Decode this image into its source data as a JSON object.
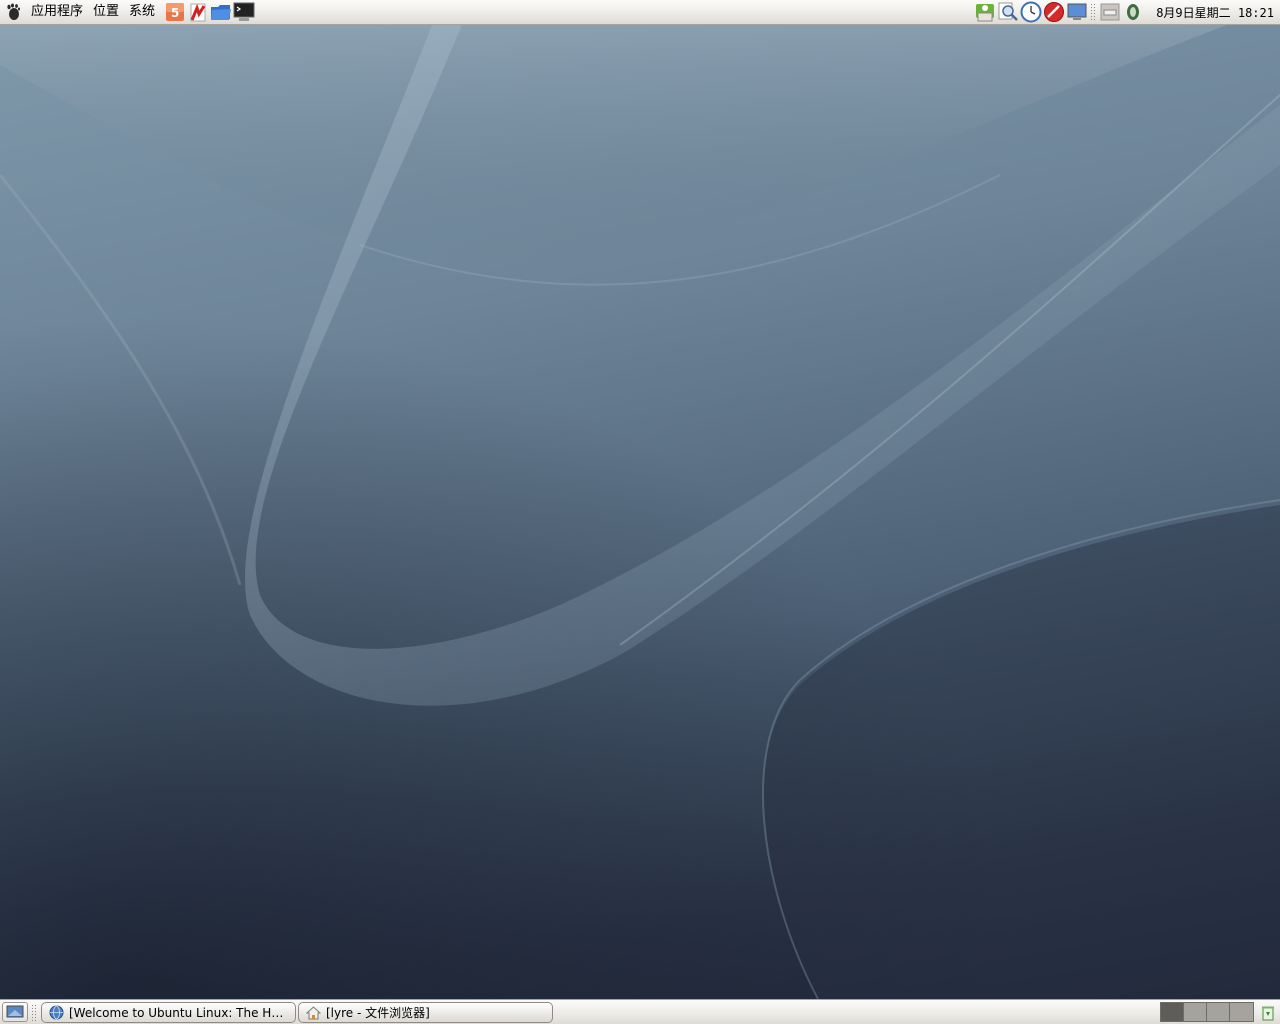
{
  "top_panel": {
    "menus": {
      "applications": "应用程序",
      "places": "位置",
      "system": "系统"
    },
    "launchers": [
      "firefox-launcher",
      "pdf-reader-launcher",
      "file-manager-launcher",
      "terminal-launcher"
    ],
    "tray": [
      "update-notifier",
      "search-tool",
      "clock-applet",
      "stop-button",
      "display-monitor",
      "keyboard-indicator",
      "volume-indicator"
    ],
    "clock": "8月9日星期二 18:21"
  },
  "bottom_panel": {
    "tasks": [
      {
        "label": "[Welcome to Ubuntu Linux: The Hoa…",
        "icon": "globe-icon"
      },
      {
        "label": "[lyre - 文件浏览器]",
        "icon": "home-folder-icon"
      }
    ],
    "workspaces": 4,
    "active_workspace": 1
  },
  "colors": {
    "panel": "#eceae6",
    "desktop_light": "#7f98aa",
    "desktop_dark": "#1e2537"
  }
}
━━━━━━━━━━
The records above are to be restated exactly, without their pictures.

Decode this image into its source data as a JSON object.
{
  "top_panel": {
    "menus": {
      "applications": "应用程序",
      "places": "位置",
      "system": "系统"
    },
    "launchers": [
      "firefox-launcher",
      "pdf-reader-launcher",
      "file-manager-launcher",
      "terminal-launcher"
    ],
    "tray": [
      "update-notifier",
      "search-tool",
      "clock-applet",
      "stop-button",
      "display-monitor",
      "keyboard-indicator",
      "volume-indicator"
    ],
    "clock": "8月9日星期二 18:21"
  },
  "bottom_panel": {
    "tasks": [
      {
        "label": "[Welcome to Ubuntu Linux: The Hoa…",
        "icon": "globe-icon"
      },
      {
        "label": "[lyre - 文件浏览器]",
        "icon": "home-folder-icon"
      }
    ],
    "workspaces": 4,
    "active_workspace": 1
  },
  "colors": {
    "panel": "#eceae6",
    "desktop_light": "#7f98aa",
    "desktop_dark": "#1e2537"
  }
}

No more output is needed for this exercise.